-- Begin Provided entries --

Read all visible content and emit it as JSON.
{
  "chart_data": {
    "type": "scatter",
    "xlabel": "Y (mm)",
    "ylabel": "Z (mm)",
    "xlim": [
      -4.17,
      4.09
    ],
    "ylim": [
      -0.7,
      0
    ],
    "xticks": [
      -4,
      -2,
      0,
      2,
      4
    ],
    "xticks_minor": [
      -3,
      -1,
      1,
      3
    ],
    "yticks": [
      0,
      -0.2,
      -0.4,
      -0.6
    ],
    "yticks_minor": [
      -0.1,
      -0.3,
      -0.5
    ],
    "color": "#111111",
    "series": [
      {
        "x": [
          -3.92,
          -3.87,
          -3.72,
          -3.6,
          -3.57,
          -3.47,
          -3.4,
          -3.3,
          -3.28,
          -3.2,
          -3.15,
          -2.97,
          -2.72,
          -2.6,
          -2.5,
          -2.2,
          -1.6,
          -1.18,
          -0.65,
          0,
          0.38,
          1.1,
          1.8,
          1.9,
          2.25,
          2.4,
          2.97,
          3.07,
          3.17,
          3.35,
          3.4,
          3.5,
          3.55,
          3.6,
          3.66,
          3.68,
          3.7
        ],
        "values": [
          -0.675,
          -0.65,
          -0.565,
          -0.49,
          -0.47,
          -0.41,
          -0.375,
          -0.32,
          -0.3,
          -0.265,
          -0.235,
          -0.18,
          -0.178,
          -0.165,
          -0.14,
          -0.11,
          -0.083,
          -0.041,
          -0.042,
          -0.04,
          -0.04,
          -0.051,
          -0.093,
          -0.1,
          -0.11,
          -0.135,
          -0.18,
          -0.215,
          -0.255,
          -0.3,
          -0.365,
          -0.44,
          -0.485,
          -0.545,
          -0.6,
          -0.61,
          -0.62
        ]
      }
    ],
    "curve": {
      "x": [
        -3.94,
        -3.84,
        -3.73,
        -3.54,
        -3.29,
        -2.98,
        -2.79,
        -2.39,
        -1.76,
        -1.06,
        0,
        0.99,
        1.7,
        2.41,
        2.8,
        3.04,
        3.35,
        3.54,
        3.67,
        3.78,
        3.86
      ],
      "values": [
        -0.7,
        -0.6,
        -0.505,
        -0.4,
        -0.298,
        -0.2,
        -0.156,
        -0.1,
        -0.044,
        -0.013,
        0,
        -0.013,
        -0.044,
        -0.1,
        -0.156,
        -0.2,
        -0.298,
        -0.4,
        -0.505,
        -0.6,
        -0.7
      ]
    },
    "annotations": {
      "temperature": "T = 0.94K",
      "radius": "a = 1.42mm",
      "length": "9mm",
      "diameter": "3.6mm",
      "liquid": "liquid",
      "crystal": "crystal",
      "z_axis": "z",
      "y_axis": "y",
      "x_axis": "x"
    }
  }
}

-- End Provided entries --

_Task goal_:
Exactly reproduce the material above.

_Task answer_:
Read all visible content and emit it as JSON.
{
  "chart_data": {
    "type": "scatter",
    "xlabel": "Y (mm)",
    "ylabel": "Z (mm)",
    "xlim": [
      -4.17,
      4.09
    ],
    "ylim": [
      -0.7,
      0
    ],
    "xticks": [
      -4,
      -2,
      0,
      2,
      4
    ],
    "xticks_minor": [
      -3,
      -1,
      1,
      3
    ],
    "yticks": [
      0,
      -0.2,
      -0.4,
      -0.6
    ],
    "yticks_minor": [
      -0.1,
      -0.3,
      -0.5
    ],
    "color": "#111111",
    "series": [
      {
        "x": [
          -3.92,
          -3.87,
          -3.72,
          -3.6,
          -3.57,
          -3.47,
          -3.4,
          -3.3,
          -3.28,
          -3.2,
          -3.15,
          -2.97,
          -2.72,
          -2.6,
          -2.5,
          -2.2,
          -1.6,
          -1.18,
          -0.65,
          0,
          0.38,
          1.1,
          1.8,
          1.9,
          2.25,
          2.4,
          2.97,
          3.07,
          3.17,
          3.35,
          3.4,
          3.5,
          3.55,
          3.6,
          3.66,
          3.68,
          3.7
        ],
        "values": [
          -0.675,
          -0.65,
          -0.565,
          -0.49,
          -0.47,
          -0.41,
          -0.375,
          -0.32,
          -0.3,
          -0.265,
          -0.235,
          -0.18,
          -0.178,
          -0.165,
          -0.14,
          -0.11,
          -0.083,
          -0.041,
          -0.042,
          -0.04,
          -0.04,
          -0.051,
          -0.093,
          -0.1,
          -0.11,
          -0.135,
          -0.18,
          -0.215,
          -0.255,
          -0.3,
          -0.365,
          -0.44,
          -0.485,
          -0.545,
          -0.6,
          -0.61,
          -0.62
        ]
      }
    ],
    "curve": {
      "x": [
        -3.94,
        -3.84,
        -3.73,
        -3.54,
        -3.29,
        -2.98,
        -2.79,
        -2.39,
        -1.76,
        -1.06,
        0,
        0.99,
        1.7,
        2.41,
        2.8,
        3.04,
        3.35,
        3.54,
        3.67,
        3.78,
        3.86
      ],
      "values": [
        -0.7,
        -0.6,
        -0.505,
        -0.4,
        -0.298,
        -0.2,
        -0.156,
        -0.1,
        -0.044,
        -0.013,
        0,
        -0.013,
        -0.044,
        -0.1,
        -0.156,
        -0.2,
        -0.298,
        -0.4,
        -0.505,
        -0.6,
        -0.7
      ]
    },
    "annotations": {
      "temperature": "T = 0.94K",
      "radius": "a = 1.42mm",
      "length": "9mm",
      "diameter": "3.6mm",
      "liquid": "liquid",
      "crystal": "crystal",
      "z_axis": "z",
      "y_axis": "y",
      "x_axis": "x"
    }
  }
}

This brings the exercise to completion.